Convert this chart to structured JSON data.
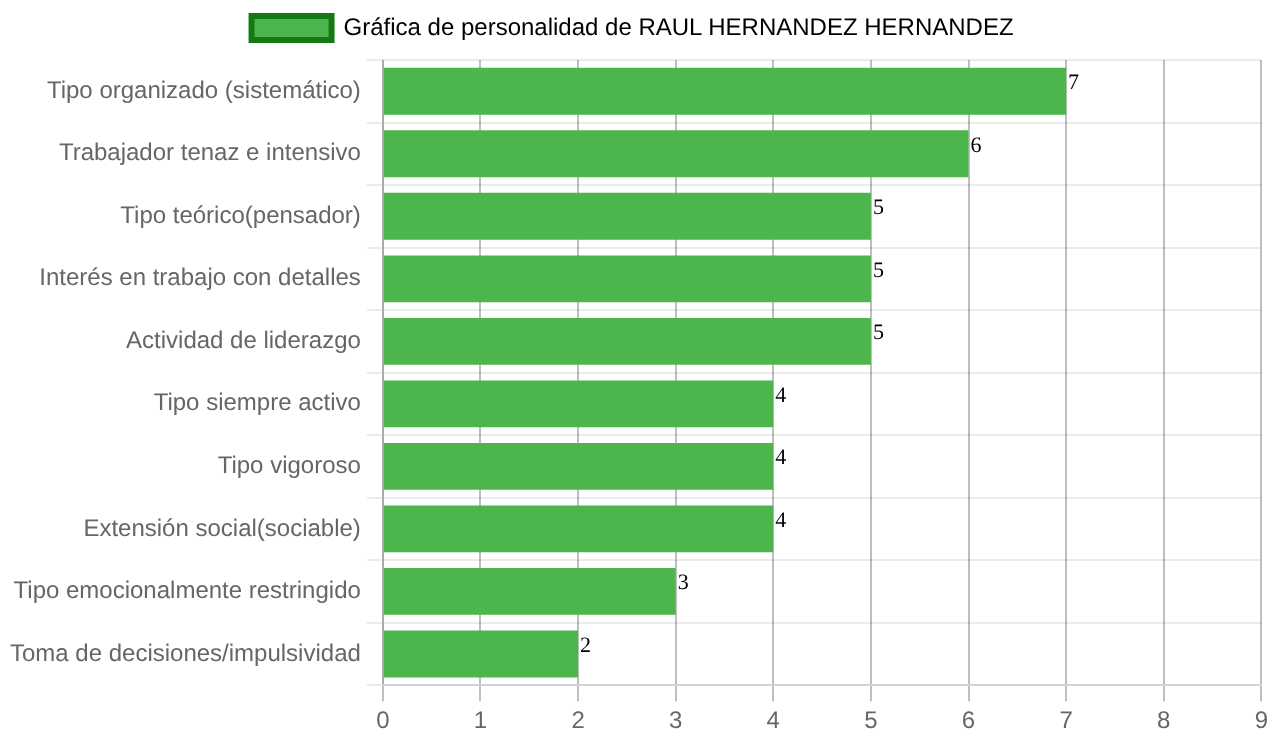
{
  "chart_data": {
    "type": "bar",
    "orientation": "horizontal",
    "categories": [
      "Tipo organizado (sistemático)",
      "Trabajador tenaz e intensivo",
      "Tipo teórico(pensador)",
      "Interés en trabajo con detalles",
      "Actividad de liderazgo",
      "Tipo siempre activo",
      "Tipo vigoroso",
      "Extensión social(sociable)",
      "Tipo emocionalmente restringido",
      "Toma de decisiones/impulsividad"
    ],
    "series": [
      {
        "name": "Gráfica de personalidad de RAUL HERNANDEZ HERNANDEZ",
        "color": "#4cb54c",
        "values": [
          7,
          6,
          5,
          5,
          5,
          4,
          4,
          4,
          3,
          2
        ]
      }
    ],
    "xlim": [
      0,
      9
    ],
    "xticks": [
      0,
      1,
      2,
      3,
      4,
      5,
      6,
      7,
      8,
      9
    ],
    "grid": true,
    "legend": "top",
    "data_labels": true
  }
}
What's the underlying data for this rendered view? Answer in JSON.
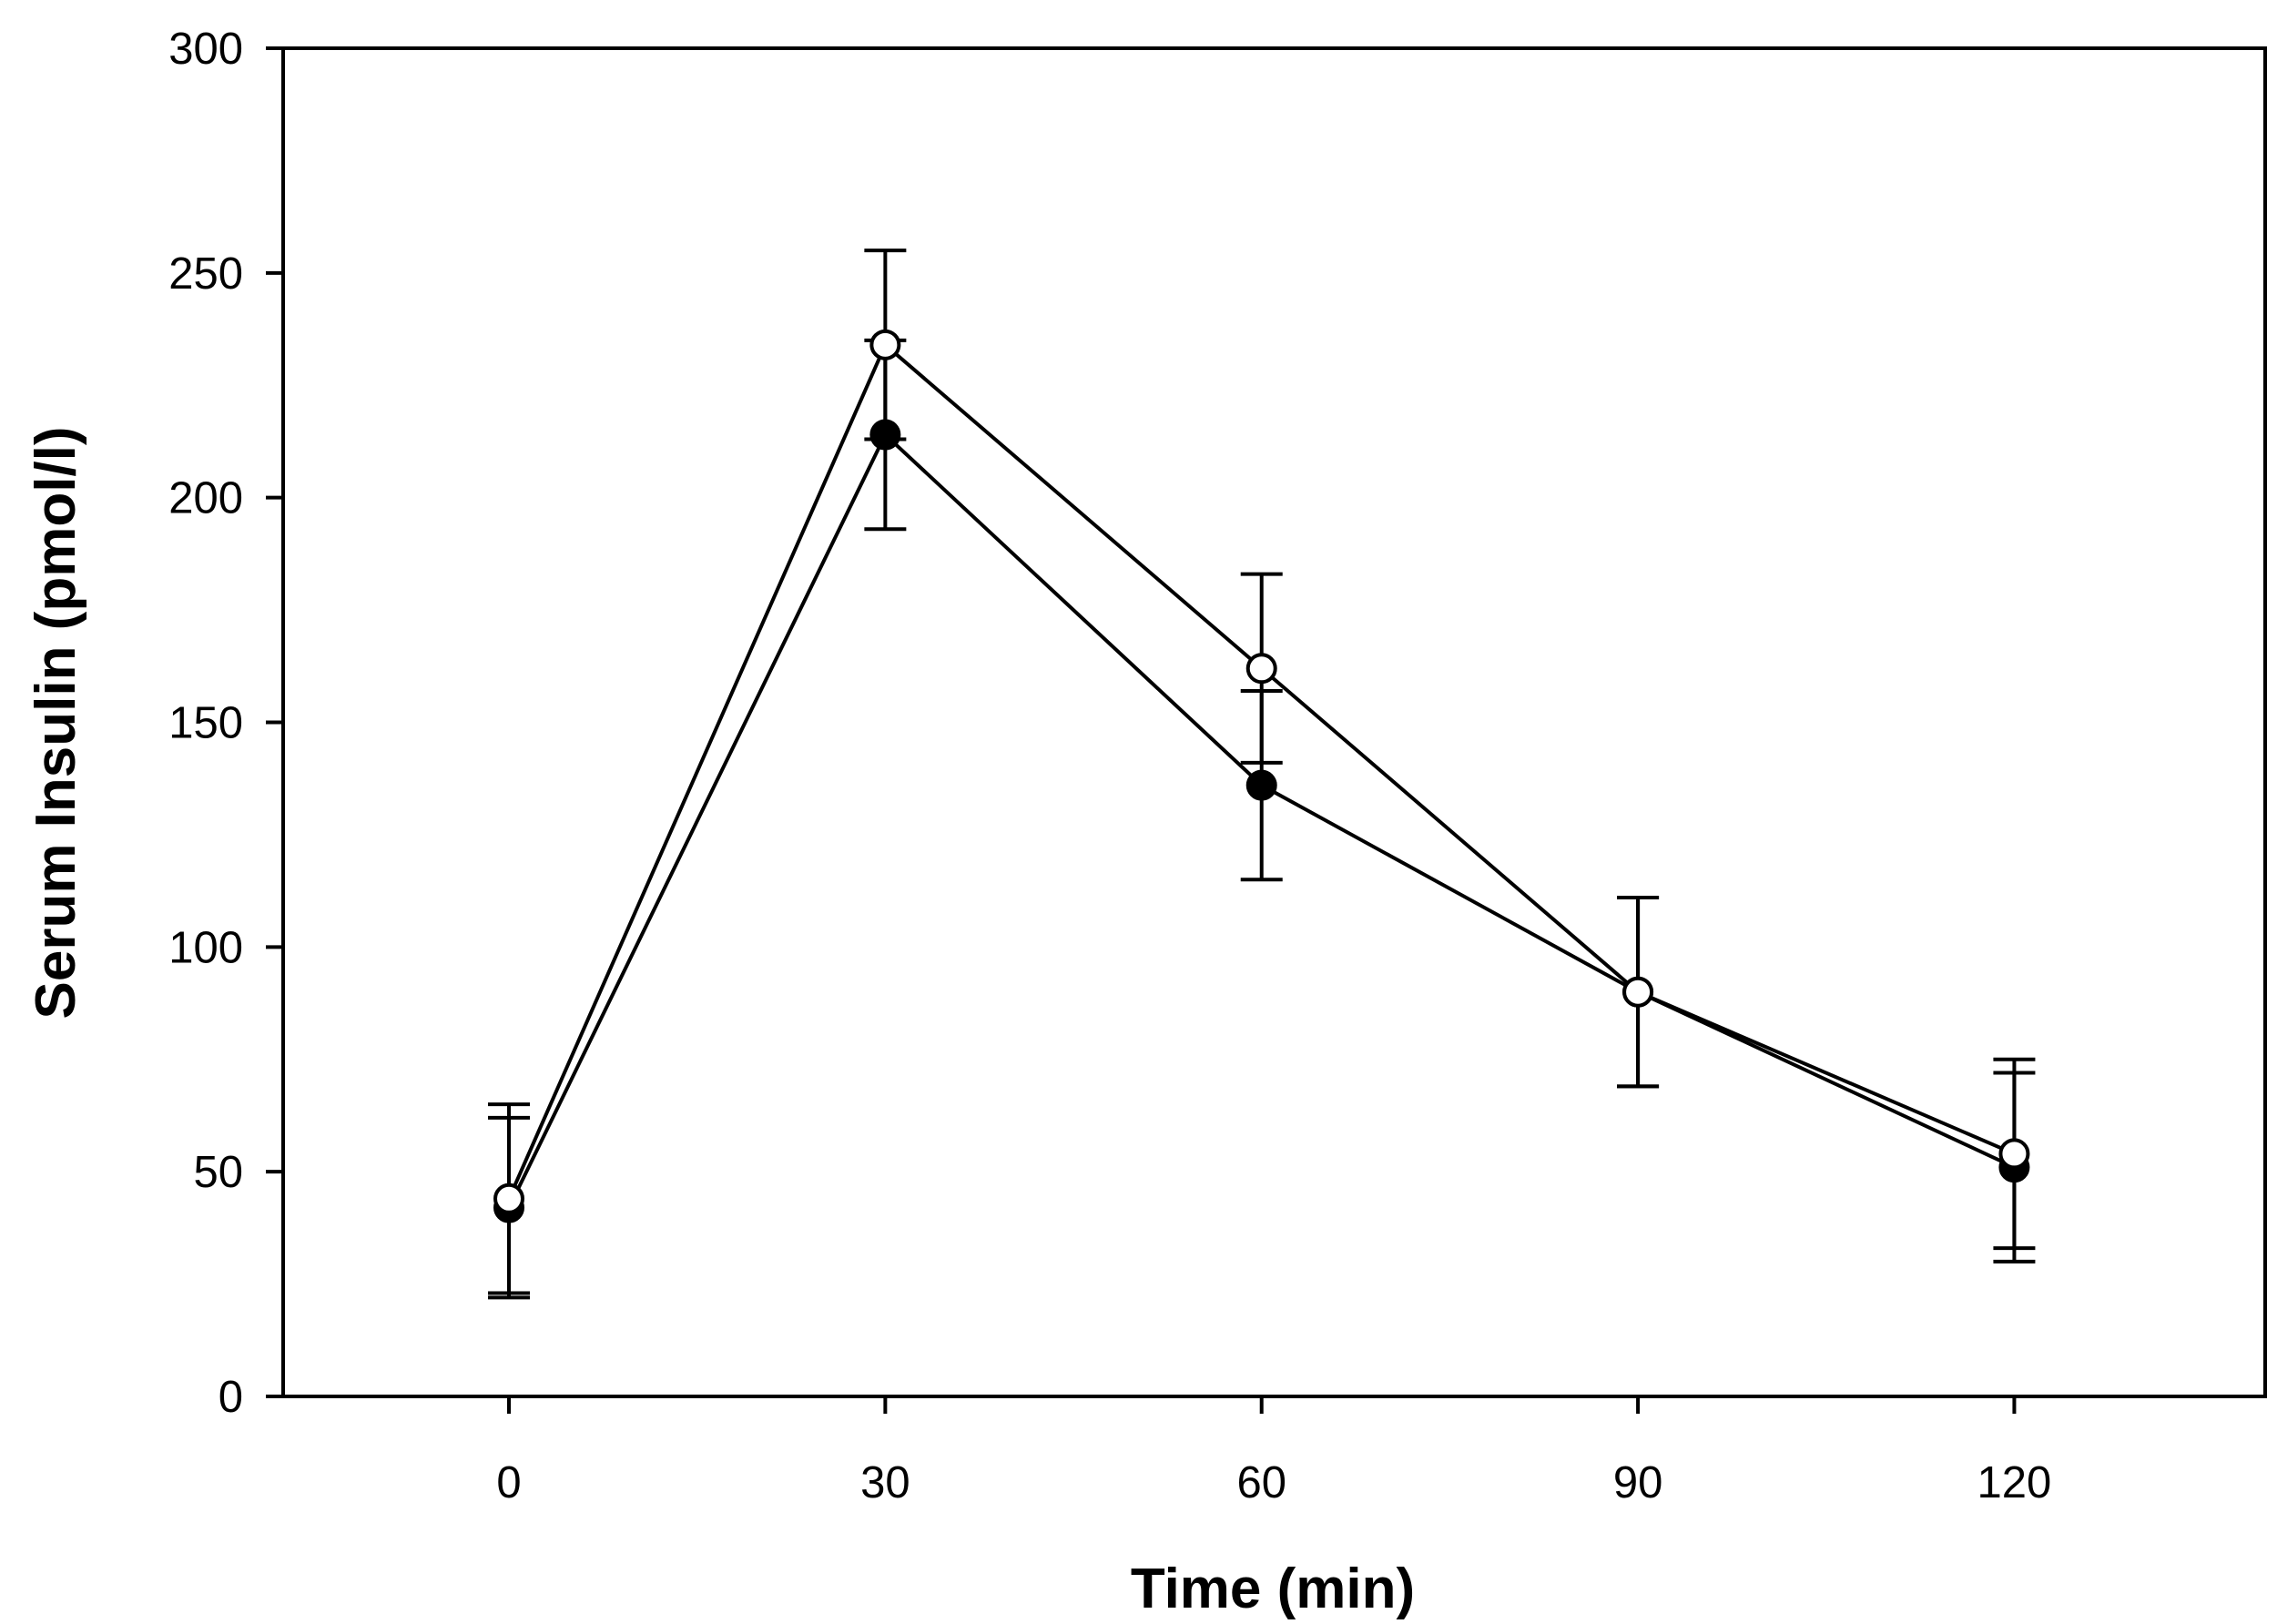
{
  "chart_data": {
    "type": "line",
    "title": "",
    "xlabel": "Time (min)",
    "ylabel": "Serum Insulin (pmol/l)",
    "xlim": [
      -18,
      140
    ],
    "ylim": [
      0,
      300
    ],
    "xticks": [
      0,
      30,
      60,
      90,
      120
    ],
    "yticks": [
      0,
      50,
      100,
      150,
      200,
      250,
      300
    ],
    "grid": false,
    "legend": "none",
    "series": [
      {
        "name": "filled-circle-series",
        "marker": "filled-circle",
        "color": "#000000",
        "x": [
          0,
          30,
          60,
          90,
          120
        ],
        "y": [
          42,
          214,
          136,
          90,
          51
        ],
        "error": [
          20,
          21,
          21,
          21,
          21
        ]
      },
      {
        "name": "open-circle-series",
        "marker": "open-circle",
        "color": "#000000",
        "x": [
          0,
          30,
          60,
          90,
          120
        ],
        "y": [
          44,
          234,
          162,
          90,
          54
        ],
        "error": [
          21,
          21,
          21,
          21,
          21
        ]
      }
    ]
  }
}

==============================

▶ **Exercise requirements**: Pull out every line in the material above where "name" occurs.

▶ **Finished answer**:
        "name": "Gráfica de personalidad de RAUL HERNANDEZ HERNANDEZ",
        "name": "filled-circle-series",
        "name": "open-circle-series",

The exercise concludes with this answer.